What you will do: Extract all lines that hold the string "suffix".

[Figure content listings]
■ ■ ■ ■ ■

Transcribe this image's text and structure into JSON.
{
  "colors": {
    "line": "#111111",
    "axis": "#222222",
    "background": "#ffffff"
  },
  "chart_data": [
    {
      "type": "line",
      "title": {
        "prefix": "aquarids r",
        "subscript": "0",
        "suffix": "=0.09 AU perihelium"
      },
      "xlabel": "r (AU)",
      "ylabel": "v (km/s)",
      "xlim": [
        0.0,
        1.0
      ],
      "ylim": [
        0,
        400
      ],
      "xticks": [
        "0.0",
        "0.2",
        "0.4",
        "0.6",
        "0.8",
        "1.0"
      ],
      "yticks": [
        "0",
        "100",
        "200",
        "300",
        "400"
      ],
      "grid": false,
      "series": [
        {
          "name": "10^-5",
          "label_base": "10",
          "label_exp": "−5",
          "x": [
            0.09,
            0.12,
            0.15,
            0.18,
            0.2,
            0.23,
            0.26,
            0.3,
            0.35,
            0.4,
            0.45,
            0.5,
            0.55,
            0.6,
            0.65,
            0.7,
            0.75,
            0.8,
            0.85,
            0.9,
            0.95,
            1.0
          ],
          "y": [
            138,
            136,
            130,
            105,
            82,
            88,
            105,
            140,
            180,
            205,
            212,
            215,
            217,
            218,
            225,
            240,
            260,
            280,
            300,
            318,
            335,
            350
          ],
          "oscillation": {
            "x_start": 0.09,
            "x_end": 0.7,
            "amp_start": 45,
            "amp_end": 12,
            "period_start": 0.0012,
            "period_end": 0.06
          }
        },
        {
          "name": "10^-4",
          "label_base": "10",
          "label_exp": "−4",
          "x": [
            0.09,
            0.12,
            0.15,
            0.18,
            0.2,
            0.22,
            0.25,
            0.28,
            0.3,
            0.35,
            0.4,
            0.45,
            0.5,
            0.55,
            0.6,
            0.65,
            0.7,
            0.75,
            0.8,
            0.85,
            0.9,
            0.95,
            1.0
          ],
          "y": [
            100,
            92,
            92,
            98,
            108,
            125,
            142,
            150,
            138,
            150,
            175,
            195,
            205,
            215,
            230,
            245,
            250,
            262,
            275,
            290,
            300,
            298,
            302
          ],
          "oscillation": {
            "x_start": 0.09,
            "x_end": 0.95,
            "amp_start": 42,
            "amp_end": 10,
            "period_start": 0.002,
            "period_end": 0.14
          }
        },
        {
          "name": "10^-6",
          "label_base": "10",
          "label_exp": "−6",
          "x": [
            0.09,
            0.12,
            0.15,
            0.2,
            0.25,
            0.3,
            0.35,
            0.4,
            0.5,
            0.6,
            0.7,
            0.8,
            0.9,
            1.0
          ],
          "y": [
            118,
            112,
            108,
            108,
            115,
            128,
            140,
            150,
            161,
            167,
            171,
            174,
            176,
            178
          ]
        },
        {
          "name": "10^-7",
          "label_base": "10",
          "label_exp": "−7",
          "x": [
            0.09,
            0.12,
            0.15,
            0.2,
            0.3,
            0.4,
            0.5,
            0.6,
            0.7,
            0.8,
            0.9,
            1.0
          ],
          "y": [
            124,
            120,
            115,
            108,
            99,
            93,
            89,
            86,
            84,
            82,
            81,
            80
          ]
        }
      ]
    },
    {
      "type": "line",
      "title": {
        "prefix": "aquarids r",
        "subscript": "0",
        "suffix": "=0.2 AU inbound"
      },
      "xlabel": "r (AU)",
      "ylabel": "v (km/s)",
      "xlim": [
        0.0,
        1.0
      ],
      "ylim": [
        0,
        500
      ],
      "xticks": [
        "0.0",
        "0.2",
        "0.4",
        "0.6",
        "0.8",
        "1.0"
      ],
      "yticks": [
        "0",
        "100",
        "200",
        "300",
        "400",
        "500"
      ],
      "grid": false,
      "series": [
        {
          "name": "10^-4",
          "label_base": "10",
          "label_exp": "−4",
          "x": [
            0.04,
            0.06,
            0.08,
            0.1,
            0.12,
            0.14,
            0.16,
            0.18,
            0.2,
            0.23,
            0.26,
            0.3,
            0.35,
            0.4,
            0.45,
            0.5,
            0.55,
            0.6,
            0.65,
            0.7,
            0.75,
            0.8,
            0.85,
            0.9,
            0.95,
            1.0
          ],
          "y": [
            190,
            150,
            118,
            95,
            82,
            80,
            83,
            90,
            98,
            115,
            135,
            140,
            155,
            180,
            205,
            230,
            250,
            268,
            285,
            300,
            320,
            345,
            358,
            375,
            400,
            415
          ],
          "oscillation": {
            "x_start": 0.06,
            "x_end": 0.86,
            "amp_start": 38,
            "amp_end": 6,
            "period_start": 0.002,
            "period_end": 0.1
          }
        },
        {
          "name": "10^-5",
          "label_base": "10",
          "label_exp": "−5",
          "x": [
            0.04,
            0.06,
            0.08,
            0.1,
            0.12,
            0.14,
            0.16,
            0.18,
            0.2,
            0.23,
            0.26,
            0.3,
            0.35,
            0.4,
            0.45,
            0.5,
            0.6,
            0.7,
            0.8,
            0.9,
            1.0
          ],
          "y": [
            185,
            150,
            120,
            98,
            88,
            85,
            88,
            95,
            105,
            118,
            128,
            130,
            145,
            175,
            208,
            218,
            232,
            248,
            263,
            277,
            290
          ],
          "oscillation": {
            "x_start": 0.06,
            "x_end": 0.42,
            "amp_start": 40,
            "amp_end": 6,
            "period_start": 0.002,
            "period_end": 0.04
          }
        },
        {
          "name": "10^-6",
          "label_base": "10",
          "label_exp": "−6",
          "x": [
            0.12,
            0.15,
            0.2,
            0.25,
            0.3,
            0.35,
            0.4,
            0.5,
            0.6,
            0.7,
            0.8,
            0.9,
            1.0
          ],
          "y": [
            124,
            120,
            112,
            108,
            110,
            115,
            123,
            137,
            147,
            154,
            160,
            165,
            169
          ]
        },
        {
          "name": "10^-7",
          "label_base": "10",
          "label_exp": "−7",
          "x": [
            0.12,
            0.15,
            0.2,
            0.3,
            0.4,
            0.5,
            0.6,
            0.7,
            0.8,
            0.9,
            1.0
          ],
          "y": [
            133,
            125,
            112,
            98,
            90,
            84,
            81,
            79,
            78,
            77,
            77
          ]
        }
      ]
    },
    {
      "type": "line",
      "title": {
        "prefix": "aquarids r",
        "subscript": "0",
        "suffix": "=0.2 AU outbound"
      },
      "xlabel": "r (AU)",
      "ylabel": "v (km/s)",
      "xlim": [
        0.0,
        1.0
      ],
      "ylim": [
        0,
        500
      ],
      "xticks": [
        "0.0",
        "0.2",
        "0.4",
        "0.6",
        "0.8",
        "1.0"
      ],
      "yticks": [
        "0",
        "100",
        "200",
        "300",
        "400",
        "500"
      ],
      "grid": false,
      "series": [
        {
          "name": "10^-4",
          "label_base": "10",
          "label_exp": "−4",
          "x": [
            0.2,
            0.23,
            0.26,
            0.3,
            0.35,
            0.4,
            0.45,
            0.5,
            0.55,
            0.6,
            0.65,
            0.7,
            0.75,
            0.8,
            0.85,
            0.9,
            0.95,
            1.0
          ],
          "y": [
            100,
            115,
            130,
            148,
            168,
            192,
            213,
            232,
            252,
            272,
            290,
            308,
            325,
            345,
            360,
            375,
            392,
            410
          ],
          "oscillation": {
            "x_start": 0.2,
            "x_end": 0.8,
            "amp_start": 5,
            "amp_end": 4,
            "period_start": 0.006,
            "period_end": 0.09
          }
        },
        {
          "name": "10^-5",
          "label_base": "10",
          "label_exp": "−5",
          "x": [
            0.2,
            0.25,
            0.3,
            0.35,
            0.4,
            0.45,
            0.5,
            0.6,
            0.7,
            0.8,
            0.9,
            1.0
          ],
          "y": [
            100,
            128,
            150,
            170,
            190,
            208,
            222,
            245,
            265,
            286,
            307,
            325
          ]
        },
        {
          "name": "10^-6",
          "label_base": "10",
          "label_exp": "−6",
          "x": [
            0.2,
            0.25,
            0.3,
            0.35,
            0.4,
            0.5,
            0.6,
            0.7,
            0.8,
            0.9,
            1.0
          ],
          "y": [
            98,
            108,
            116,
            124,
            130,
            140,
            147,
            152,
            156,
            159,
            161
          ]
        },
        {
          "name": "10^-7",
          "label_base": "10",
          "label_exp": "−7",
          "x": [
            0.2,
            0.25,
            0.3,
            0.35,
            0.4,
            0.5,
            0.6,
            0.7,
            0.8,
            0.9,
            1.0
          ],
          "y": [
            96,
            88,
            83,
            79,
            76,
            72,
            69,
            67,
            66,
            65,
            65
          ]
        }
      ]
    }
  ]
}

■ ■ ■ ■ ■

Exercise output:
        "suffix": "=0.09 AU perihelium"
        "suffix": "=0.2 AU inbound"
        "suffix": "=0.2 AU outbound"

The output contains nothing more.